— begin Excerpted text —

Could you do an Ikea shop by bike?


Our guest post today comes from Bike Hero Lee Mannion, who you can read about here.  We were rather inspired by his journey, and love your quote at the end Lee!


Going by bike can make the most ordinary of journeys more interesting.  When I started cycling in London, it opened the city up for me. If you only ever take the tube, the rite of passage that is furnishing your home with a trip to Ikea, for example, is going to prove a royal pain in the backside. It’s 14 stops on the tube for me (with one change), pretty much all of it underground and you get no sense of how you got from A to B. One look at Google Maps showed that Ikea was only five miles away and on closer inspection, I could do the majority of it away from cars along the canal. Perfect. A decent workout for the legs, heart and lungs with a bit of adventure thrown in too. It’s easy to get jaded about the city if you only ever do the same journeys and the same things. If everyone went and explored a new part of it from time to time (not that I’m putting Ikea forward as a great day out), they’d realise what a endlessly eclectic place it is, both in terms of environment and people.

— end Excerpted text —
— begin Provided records —

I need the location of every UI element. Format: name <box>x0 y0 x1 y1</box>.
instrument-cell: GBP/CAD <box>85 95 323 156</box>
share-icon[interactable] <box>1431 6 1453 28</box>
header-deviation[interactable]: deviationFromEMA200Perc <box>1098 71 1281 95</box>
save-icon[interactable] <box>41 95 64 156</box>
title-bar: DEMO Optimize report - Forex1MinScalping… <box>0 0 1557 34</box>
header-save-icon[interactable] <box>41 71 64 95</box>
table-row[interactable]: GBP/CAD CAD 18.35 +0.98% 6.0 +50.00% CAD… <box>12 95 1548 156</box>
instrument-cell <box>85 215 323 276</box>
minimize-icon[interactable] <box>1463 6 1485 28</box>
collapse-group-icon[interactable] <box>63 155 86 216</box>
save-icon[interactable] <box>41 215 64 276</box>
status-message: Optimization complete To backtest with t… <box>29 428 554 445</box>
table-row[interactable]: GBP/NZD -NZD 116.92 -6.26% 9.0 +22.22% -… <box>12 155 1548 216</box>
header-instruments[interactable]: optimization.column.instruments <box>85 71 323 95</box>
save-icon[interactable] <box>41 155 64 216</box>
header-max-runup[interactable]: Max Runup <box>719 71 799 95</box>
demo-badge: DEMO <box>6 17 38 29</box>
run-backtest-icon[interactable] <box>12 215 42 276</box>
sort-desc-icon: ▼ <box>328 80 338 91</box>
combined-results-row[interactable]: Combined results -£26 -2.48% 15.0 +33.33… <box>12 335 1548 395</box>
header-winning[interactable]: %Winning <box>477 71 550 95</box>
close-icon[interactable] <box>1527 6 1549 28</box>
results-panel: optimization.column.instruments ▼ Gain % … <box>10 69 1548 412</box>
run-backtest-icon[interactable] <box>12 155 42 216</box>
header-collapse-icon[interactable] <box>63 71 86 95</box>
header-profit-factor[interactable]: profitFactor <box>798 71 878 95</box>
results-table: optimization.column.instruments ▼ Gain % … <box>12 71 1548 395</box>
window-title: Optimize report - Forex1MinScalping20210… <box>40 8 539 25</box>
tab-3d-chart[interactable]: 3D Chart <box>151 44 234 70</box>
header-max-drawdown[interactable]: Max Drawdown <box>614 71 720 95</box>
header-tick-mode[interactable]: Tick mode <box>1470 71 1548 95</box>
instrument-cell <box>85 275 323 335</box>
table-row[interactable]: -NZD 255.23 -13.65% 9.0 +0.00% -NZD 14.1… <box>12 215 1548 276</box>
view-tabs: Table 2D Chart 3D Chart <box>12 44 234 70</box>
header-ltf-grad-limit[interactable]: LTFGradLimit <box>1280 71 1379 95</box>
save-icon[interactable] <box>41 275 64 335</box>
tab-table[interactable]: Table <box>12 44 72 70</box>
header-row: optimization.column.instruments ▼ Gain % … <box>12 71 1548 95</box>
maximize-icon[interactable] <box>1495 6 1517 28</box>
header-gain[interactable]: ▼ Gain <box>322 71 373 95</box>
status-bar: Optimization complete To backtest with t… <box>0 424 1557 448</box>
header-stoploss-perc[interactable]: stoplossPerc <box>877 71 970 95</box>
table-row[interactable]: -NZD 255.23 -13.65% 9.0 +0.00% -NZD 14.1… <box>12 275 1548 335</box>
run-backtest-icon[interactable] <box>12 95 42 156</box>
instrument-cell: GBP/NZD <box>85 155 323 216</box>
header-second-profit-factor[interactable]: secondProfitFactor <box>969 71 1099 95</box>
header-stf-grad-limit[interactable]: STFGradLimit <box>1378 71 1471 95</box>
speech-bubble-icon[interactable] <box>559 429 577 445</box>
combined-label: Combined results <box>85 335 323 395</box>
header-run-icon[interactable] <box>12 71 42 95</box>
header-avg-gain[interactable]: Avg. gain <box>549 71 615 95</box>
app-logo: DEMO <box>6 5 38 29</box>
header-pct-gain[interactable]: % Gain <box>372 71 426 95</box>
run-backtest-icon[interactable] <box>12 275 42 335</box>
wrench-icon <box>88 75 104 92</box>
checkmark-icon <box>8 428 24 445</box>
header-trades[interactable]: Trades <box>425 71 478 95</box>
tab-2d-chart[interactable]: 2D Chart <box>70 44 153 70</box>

— end Provided records —

* [Aim A]:
In the post about cycling to Ikea, how many tube stops does the trip to Ikea take for the writer?
* [Aim B]:
Continue the post about cycling to Ikea from the point where it stops.

* [Task output A]:
Fourteen stops, with one change.

* [Task output B]:
Along the canal I saw trains that had come out of Paddington flying out of the city towards the west, I saw Indian ladies in fabulously colourful saris having a picnic and I saw an teacher cycling along the towpath yelling instructions at his canoeing students. Then there were the smells, the wonderful warmth and homeliness of a bakery on an industrial estate and about another mile up, a factory that obviously produced Chinese food. After that, the hot dogs at Ikea didn’t really cut it, but no matter. I got a bit lost of course, but that’s not a drama these days, what with Google Maps on the Iphone. By getting lost I found the Ace Cafe, somewhere I’d only seen whizzing by on the North Circular before. I know where it fits into the fabric of the city now and I’m definitely going back for a burger. Mine are not the kind of two wheels that they’re used to there, but I reckon mine are cooler.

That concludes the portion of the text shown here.